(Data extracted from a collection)
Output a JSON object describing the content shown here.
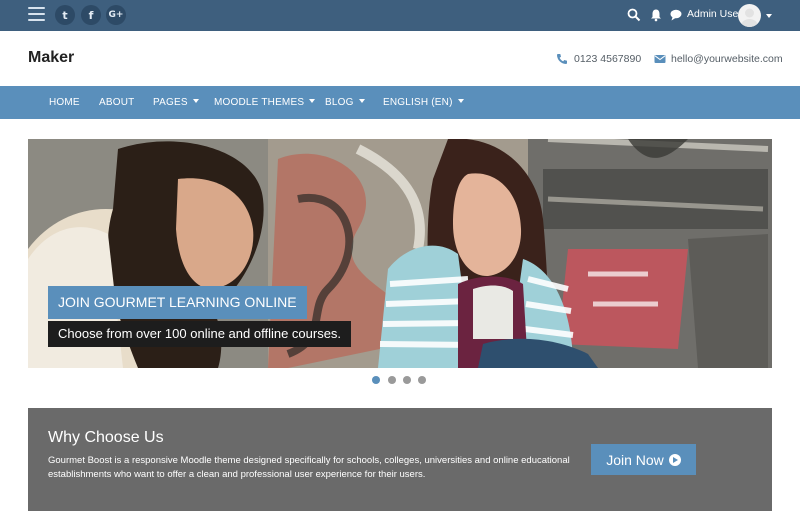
{
  "topbar": {
    "social": [
      {
        "name": "twitter-icon",
        "glyph": "t"
      },
      {
        "name": "facebook-icon",
        "glyph": "f"
      },
      {
        "name": "google-plus-icon",
        "glyph": "G+"
      }
    ],
    "user_name": "Admin User"
  },
  "header": {
    "brand": "Maker",
    "phone": "0123 4567890",
    "email": "hello@yourwebsite.com"
  },
  "nav": {
    "items": [
      {
        "label": "HOME",
        "dropdown": false
      },
      {
        "label": "ABOUT",
        "dropdown": false
      },
      {
        "label": "PAGES",
        "dropdown": true
      },
      {
        "label": "MOODLE THEMES",
        "dropdown": true
      },
      {
        "label": "BLOG",
        "dropdown": true
      },
      {
        "label": "ENGLISH (EN)",
        "dropdown": true
      }
    ]
  },
  "slider": {
    "caption_title": "JOIN GOURMET LEARNING ONLINE",
    "caption_text": "Choose from over 100 online and offline courses.",
    "dot_count": 4,
    "active_dot": 1
  },
  "why": {
    "title": "Why Choose Us",
    "text": "Gourmet Boost is a responsive Moodle theme designed specifically for schools, colleges, universities and online educational establishments who want to offer a clean and professional user experience for their users.",
    "button": "Join Now"
  },
  "colors": {
    "topbar": "#3e5f7e",
    "accent": "#5a8fbb",
    "panel": "#6a6a6a"
  }
}
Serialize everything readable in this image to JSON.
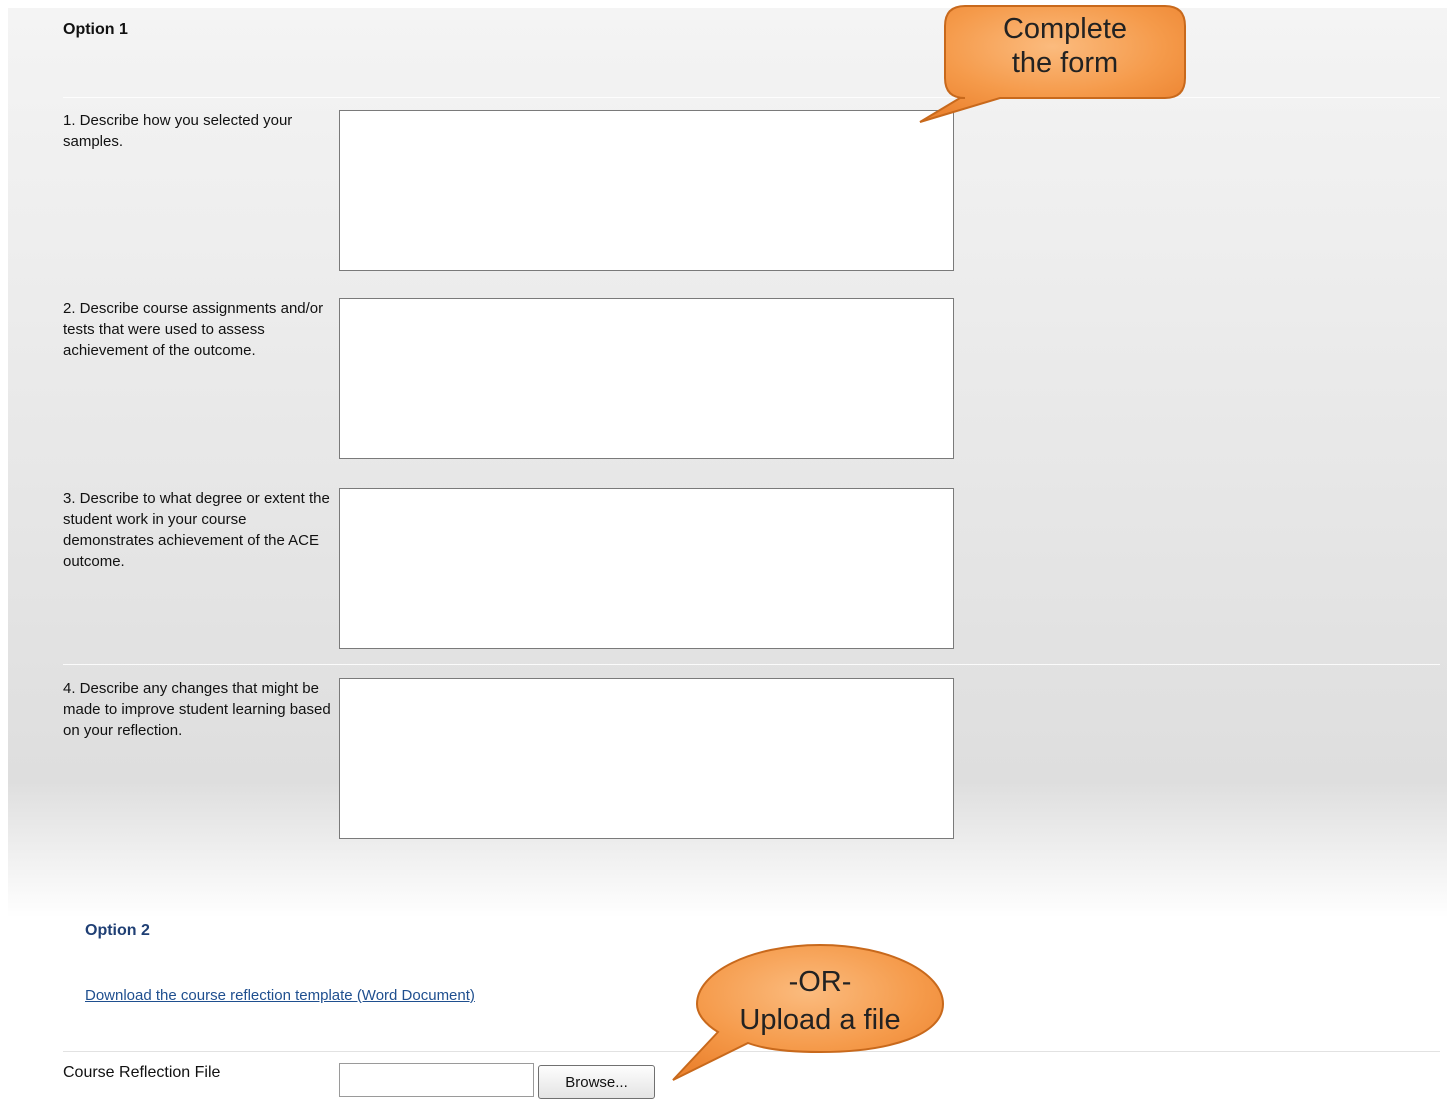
{
  "option1": {
    "title": "Option 1",
    "questions": [
      {
        "label": "1. Describe how you selected your samples.",
        "value": ""
      },
      {
        "label": "2. Describe course assignments and/or tests that were used to assess achievement of the outcome.",
        "value": ""
      },
      {
        "label": "3. Describe to what degree or extent the student work in your course demonstrates achievement of the ACE outcome.",
        "value": ""
      },
      {
        "label": "4. Describe any changes that might be made to improve student learning based on your reflection.",
        "value": ""
      }
    ]
  },
  "option2": {
    "title": "Option 2",
    "download_link": "Download the course reflection template (Word Document)"
  },
  "file_upload": {
    "label": "Course Reflection File",
    "value": "",
    "browse_label": "Browse..."
  },
  "callouts": {
    "complete": {
      "line1": "Complete",
      "line2": "the form"
    },
    "upload": {
      "line1": "-OR-",
      "line2": "Upload a file"
    }
  },
  "colors": {
    "callout_fill": "#f59a4a",
    "callout_stroke": "#c8691c",
    "link": "#1f4f8f",
    "option2_heading": "#1f3f74"
  }
}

#### OBJECTIVE:
How many lines in the records hold the string "icon"? Reply with the number alone.

#### ANSWER BELOW:
3